[TASK TO CARRY OUT] Only the lines from the one containing "Extract all readable text from this page." through the end of the entries should be repeated, exactly as they appear, first and last included.
-- BEGIN --
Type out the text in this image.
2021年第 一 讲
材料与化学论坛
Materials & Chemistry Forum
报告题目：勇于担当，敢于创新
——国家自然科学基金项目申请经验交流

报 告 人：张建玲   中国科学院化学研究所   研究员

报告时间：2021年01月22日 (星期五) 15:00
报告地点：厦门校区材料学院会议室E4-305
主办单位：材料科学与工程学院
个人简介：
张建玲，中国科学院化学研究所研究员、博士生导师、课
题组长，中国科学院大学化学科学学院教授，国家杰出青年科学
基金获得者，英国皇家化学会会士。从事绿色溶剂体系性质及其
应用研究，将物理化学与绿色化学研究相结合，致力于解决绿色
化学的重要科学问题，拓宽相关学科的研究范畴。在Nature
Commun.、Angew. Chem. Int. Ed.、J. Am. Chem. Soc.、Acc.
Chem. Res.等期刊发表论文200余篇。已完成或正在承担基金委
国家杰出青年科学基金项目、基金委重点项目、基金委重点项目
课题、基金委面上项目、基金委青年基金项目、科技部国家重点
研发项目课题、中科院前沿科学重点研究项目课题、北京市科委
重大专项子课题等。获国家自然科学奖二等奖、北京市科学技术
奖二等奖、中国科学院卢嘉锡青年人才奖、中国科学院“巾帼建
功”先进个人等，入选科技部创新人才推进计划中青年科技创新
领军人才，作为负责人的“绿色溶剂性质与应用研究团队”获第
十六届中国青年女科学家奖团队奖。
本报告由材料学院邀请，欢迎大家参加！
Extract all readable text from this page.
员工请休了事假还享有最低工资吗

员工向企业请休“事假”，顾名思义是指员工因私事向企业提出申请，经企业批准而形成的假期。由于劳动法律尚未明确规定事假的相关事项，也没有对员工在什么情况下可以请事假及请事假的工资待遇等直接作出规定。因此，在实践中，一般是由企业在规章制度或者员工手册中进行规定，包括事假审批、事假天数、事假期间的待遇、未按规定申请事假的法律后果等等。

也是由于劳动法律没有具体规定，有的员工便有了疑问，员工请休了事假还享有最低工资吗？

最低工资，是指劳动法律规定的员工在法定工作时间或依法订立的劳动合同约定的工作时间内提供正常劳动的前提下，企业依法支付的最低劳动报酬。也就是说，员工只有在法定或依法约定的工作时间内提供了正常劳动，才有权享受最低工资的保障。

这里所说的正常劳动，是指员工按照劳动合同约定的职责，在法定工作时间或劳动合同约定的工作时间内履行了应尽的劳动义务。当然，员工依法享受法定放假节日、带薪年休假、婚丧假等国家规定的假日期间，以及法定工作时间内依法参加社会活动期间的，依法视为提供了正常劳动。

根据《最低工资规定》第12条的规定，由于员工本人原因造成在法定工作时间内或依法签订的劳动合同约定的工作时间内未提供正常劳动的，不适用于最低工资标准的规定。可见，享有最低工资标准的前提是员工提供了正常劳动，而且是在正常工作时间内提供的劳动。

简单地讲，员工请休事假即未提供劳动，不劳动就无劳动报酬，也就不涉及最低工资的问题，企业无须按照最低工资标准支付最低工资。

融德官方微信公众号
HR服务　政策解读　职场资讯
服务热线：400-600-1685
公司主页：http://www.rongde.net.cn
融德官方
-- END --
[ANSWER BELOW]
Extract all readable text from this page.
员工请休了事假还享有最低工资吗

员工向企业请休“事假”，顾名思义是指员工因私事向企业提出申请，经企业批准而形成的假期。由于劳动法律尚未明确规定事假的相关事项，也没有对员工在什么情况下可以请事假及请事假的工资待遇等直接作出规定。因此，在实践中，一般是由企业在规章制度或者员工手册中进行规定，包括事假审批、事假天数、事假期间的待遇、未按规定申请事假的法律后果等等。

也是由于劳动法律没有具体规定，有的员工便有了疑问，员工请休了事假还享有最低工资吗？

最低工资，是指劳动法律规定的员工在法定工作时间或依法订立的劳动合同约定的工作时间内提供正常劳动的前提下，企业依法支付的最低劳动报酬。也就是说，员工只有在法定或依法约定的工作时间内提供了正常劳动，才有权享受最低工资的保障。

这里所说的正常劳动，是指员工按照劳动合同约定的职责，在法定工作时间或劳动合同约定的工作时间内履行了应尽的劳动义务。当然，员工依法享受法定放假节日、带薪年休假、婚丧假等国家规定的假日期间，以及法定工作时间内依法参加社会活动期间的，依法视为提供了正常劳动。

根据《最低工资规定》第12条的规定，由于员工本人原因造成在法定工作时间内或依法签订的劳动合同约定的工作时间内未提供正常劳动的，不适用于最低工资标准的规定。可见，享有最低工资标准的前提是员工提供了正常劳动，而且是在正常工作时间内提供的劳动。

简单地讲，员工请休事假即未提供劳动，不劳动就无劳动报酬，也就不涉及最低工资的问题，企业无须按照最低工资标准支付最低工资。

融德官方微信公众号
HR服务　政策解读　职场资讯
服务热线：400-600-1685
公司主页：http://www.rongde.net.cn
融德官方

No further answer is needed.